"""
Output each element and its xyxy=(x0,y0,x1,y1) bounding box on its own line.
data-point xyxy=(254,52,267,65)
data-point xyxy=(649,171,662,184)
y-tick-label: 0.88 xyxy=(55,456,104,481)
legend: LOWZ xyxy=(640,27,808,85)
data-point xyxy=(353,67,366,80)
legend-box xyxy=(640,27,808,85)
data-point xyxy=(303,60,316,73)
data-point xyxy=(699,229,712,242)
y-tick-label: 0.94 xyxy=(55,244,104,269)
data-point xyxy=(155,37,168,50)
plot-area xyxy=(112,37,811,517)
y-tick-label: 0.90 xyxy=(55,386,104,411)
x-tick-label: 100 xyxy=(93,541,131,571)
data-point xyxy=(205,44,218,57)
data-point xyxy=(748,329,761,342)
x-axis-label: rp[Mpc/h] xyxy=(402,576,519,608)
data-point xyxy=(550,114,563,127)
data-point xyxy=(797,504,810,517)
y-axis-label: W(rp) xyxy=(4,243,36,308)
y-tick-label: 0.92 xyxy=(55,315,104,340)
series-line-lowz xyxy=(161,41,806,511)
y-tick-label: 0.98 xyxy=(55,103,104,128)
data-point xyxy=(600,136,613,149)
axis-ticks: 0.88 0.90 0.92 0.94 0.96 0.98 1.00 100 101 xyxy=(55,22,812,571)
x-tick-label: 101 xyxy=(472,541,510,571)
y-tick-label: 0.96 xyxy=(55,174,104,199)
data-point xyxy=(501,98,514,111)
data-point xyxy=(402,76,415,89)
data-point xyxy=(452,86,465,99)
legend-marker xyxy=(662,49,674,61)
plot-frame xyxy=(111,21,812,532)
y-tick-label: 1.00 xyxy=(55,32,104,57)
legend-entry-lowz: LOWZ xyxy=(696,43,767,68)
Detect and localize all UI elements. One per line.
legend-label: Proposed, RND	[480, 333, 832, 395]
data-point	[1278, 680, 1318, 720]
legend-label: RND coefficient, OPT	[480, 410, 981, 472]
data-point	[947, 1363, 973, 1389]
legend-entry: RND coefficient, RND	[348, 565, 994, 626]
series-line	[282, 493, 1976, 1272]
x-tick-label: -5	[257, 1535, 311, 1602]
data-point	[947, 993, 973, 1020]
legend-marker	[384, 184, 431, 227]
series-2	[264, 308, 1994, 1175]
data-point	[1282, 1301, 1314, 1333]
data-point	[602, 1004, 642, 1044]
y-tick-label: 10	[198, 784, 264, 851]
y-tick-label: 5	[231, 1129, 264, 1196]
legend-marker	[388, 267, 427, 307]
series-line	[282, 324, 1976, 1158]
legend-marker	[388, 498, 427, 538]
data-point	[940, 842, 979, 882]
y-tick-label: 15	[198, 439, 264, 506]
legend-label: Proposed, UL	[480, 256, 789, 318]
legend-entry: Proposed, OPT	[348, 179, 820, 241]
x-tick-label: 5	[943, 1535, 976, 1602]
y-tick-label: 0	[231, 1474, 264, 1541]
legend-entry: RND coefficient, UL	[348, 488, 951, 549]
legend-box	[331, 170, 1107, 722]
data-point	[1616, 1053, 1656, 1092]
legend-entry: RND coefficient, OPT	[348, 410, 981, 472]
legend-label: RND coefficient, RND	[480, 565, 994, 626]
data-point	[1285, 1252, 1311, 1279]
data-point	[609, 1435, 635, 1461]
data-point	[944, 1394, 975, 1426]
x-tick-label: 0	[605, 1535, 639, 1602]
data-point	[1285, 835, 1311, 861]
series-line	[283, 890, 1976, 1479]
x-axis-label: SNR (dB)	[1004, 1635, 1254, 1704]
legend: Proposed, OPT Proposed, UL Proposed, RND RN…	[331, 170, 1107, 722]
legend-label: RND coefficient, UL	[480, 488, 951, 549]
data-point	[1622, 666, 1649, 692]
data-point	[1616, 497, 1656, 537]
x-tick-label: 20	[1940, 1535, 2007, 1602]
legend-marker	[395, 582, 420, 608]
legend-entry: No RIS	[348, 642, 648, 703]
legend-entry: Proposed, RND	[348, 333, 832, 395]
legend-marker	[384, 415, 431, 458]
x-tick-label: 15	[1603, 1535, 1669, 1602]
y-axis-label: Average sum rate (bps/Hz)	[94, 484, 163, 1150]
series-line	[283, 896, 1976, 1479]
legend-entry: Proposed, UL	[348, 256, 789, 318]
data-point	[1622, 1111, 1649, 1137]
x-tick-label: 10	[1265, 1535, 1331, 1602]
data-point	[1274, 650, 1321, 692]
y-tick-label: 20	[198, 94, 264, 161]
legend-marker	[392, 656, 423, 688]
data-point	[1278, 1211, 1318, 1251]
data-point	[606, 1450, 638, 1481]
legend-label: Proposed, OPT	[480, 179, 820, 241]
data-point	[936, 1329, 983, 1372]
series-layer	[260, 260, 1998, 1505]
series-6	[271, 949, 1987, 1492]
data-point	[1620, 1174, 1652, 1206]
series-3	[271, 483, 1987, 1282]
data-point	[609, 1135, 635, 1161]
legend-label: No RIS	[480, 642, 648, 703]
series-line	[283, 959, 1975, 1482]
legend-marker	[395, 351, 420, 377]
"""
"""
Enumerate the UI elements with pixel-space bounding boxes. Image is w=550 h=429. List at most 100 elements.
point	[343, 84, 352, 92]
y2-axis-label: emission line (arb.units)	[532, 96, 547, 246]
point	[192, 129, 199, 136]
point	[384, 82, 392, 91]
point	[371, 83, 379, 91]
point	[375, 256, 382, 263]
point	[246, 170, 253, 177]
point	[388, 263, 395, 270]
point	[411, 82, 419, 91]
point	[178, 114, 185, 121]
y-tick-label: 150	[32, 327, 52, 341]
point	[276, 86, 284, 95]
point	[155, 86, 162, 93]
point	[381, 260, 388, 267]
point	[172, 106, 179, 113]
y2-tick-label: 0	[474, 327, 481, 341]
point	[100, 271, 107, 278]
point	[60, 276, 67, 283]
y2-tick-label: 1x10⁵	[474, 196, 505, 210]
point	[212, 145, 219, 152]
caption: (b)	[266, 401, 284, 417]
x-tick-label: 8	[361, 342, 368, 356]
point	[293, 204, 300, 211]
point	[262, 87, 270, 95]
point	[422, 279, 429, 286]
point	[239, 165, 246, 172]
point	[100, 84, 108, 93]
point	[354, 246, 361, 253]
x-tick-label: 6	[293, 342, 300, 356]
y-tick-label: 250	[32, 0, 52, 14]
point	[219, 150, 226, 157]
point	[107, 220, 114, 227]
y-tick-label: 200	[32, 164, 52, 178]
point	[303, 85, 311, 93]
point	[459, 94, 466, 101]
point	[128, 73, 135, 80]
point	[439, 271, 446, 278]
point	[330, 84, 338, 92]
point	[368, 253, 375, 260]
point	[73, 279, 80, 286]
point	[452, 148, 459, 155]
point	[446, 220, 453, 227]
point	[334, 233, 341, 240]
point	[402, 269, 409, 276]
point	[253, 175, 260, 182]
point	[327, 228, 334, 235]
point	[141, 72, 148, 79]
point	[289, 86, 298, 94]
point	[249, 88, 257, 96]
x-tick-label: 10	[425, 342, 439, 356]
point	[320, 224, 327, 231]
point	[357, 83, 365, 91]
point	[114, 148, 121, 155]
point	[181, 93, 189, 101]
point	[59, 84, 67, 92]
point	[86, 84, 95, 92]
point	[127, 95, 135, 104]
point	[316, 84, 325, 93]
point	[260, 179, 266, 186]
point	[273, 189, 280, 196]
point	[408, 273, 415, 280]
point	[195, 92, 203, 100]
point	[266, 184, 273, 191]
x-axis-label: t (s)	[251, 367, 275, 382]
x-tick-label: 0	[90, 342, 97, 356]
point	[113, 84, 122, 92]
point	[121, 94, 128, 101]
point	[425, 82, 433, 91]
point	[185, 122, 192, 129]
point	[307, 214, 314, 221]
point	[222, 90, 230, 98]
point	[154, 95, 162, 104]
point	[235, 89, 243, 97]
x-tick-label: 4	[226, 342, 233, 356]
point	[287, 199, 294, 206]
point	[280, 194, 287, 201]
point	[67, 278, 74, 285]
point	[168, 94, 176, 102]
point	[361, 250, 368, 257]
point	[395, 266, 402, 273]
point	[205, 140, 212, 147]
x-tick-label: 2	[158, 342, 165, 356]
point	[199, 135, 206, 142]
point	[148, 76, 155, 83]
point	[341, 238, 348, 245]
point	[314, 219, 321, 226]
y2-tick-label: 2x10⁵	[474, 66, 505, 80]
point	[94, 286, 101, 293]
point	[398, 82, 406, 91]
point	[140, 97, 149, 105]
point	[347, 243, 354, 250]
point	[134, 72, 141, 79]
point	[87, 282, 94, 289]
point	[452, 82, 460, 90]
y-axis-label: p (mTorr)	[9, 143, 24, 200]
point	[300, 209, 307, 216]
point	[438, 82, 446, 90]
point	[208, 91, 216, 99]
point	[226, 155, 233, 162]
"""
• _Your instructions_: Copy the material from the line with "Output each element" to the line with "1004, 642, 1044]", replacing every "legend-label" with "legend-text" and leaving everything else unchanged. Give only those lines.

• _Complete output_:
Output each element and its xyxy=(x0,y0,x1,y1) bounding box on its own line.
data-point xyxy=(254,52,267,65)
data-point xyxy=(649,171,662,184)
y-tick-label: 0.88 xyxy=(55,456,104,481)
legend: LOWZ xyxy=(640,27,808,85)
data-point xyxy=(353,67,366,80)
legend-box xyxy=(640,27,808,85)
data-point xyxy=(303,60,316,73)
data-point xyxy=(699,229,712,242)
y-tick-label: 0.94 xyxy=(55,244,104,269)
data-point xyxy=(155,37,168,50)
plot-area xyxy=(112,37,811,517)
y-tick-label: 0.90 xyxy=(55,386,104,411)
x-tick-label: 100 xyxy=(93,541,131,571)
data-point xyxy=(205,44,218,57)
data-point xyxy=(748,329,761,342)
x-axis-label: rp[Mpc/h] xyxy=(402,576,519,608)
data-point xyxy=(550,114,563,127)
data-point xyxy=(797,504,810,517)
y-axis-label: W(rp) xyxy=(4,243,36,308)
y-tick-label: 0.92 xyxy=(55,315,104,340)
series-line-lowz xyxy=(161,41,806,511)
y-tick-label: 0.98 xyxy=(55,103,104,128)
data-point xyxy=(600,136,613,149)
axis-ticks: 0.88 0.90 0.92 0.94 0.96 0.98 1.00 100 101 xyxy=(55,22,812,571)
x-tick-label: 101 xyxy=(472,541,510,571)
y-tick-label: 0.96 xyxy=(55,174,104,199)
data-point xyxy=(501,98,514,111)
data-point xyxy=(402,76,415,89)
data-point xyxy=(452,86,465,99)
legend-marker xyxy=(662,49,674,61)
plot-frame xyxy=(111,21,812,532)
y-tick-label: 1.00 xyxy=(55,32,104,57)
legend-entry-lowz: LOWZ xyxy=(696,43,767,68)
Detect and localize all UI elements. One per line.
legend-text: Proposed, RND	[480, 333, 832, 395]
data-point	[1278, 680, 1318, 720]
legend-text: RND coefficient, OPT	[480, 410, 981, 472]
data-point	[947, 1363, 973, 1389]
legend-entry: RND coefficient, RND	[348, 565, 994, 626]
series-line	[282, 493, 1976, 1272]
x-tick-label: -5	[257, 1535, 311, 1602]
data-point	[947, 993, 973, 1020]
legend-marker	[384, 184, 431, 227]
series-2	[264, 308, 1994, 1175]
data-point	[1282, 1301, 1314, 1333]
data-point	[602, 1004, 642, 1044]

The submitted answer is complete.